(WHAT TO DO): Repeat each line of the material exactly.

Figure record extracts:

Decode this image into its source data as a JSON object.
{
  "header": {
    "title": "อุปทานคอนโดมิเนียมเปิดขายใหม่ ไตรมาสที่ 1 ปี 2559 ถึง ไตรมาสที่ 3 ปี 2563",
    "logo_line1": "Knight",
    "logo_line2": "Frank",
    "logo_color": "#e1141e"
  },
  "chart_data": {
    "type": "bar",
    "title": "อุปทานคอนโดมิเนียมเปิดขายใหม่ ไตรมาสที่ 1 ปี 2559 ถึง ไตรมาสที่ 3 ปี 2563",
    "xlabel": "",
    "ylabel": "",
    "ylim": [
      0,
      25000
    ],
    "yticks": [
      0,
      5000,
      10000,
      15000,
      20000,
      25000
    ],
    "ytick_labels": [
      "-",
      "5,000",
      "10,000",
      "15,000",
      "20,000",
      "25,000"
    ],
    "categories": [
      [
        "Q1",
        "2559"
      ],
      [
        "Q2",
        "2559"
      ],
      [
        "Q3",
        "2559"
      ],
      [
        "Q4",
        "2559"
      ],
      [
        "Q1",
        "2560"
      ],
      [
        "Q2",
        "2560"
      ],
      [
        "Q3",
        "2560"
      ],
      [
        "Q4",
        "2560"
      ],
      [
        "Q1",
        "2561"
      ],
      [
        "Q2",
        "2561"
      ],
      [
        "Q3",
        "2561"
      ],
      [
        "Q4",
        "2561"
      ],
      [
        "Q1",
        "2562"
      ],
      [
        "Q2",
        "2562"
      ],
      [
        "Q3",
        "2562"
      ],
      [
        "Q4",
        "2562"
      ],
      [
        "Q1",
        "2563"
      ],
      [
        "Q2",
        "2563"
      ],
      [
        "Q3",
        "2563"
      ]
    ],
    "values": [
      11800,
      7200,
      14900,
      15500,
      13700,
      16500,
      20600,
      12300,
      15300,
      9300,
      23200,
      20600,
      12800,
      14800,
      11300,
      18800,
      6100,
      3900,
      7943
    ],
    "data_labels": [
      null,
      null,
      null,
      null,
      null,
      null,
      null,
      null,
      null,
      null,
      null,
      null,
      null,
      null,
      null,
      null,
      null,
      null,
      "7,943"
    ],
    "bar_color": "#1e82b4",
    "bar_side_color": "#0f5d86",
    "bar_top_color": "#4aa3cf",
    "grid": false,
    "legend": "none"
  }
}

(SOLVED PROBLEM):
Decode this image into its source data as a JSON object.
{
  "header": {
    "title": "อุปทานคอนโดมิเนียมเปิดขายใหม่ ไตรมาสที่ 1 ปี 2559 ถึง ไตรมาสที่ 3 ปี 2563",
    "logo_line1": "Knight",
    "logo_line2": "Frank",
    "logo_color": "#e1141e"
  },
  "chart_data": {
    "type": "bar",
    "title": "อุปทานคอนโดมิเนียมเปิดขายใหม่ ไตรมาสที่ 1 ปี 2559 ถึง ไตรมาสที่ 3 ปี 2563",
    "xlabel": "",
    "ylabel": "",
    "ylim": [
      0,
      25000
    ],
    "yticks": [
      0,
      5000,
      10000,
      15000,
      20000,
      25000
    ],
    "ytick_labels": [
      "-",
      "5,000",
      "10,000",
      "15,000",
      "20,000",
      "25,000"
    ],
    "categories": [
      [
        "Q1",
        "2559"
      ],
      [
        "Q2",
        "2559"
      ],
      [
        "Q3",
        "2559"
      ],
      [
        "Q4",
        "2559"
      ],
      [
        "Q1",
        "2560"
      ],
      [
        "Q2",
        "2560"
      ],
      [
        "Q3",
        "2560"
      ],
      [
        "Q4",
        "2560"
      ],
      [
        "Q1",
        "2561"
      ],
      [
        "Q2",
        "2561"
      ],
      [
        "Q3",
        "2561"
      ],
      [
        "Q4",
        "2561"
      ],
      [
        "Q1",
        "2562"
      ],
      [
        "Q2",
        "2562"
      ],
      [
        "Q3",
        "2562"
      ],
      [
        "Q4",
        "2562"
      ],
      [
        "Q1",
        "2563"
      ],
      [
        "Q2",
        "2563"
      ],
      [
        "Q3",
        "2563"
      ]
    ],
    "values": [
      11800,
      7200,
      14900,
      15500,
      13700,
      16500,
      20600,
      12300,
      15300,
      9300,
      23200,
      20600,
      12800,
      14800,
      11300,
      18800,
      6100,
      3900,
      7943
    ],
    "data_labels": [
      null,
      null,
      null,
      null,
      null,
      null,
      null,
      null,
      null,
      null,
      null,
      null,
      null,
      null,
      null,
      null,
      null,
      null,
      "7,943"
    ],
    "bar_color": "#1e82b4",
    "bar_side_color": "#0f5d86",
    "bar_top_color": "#4aa3cf",
    "grid": false,
    "legend": "none"
  }
}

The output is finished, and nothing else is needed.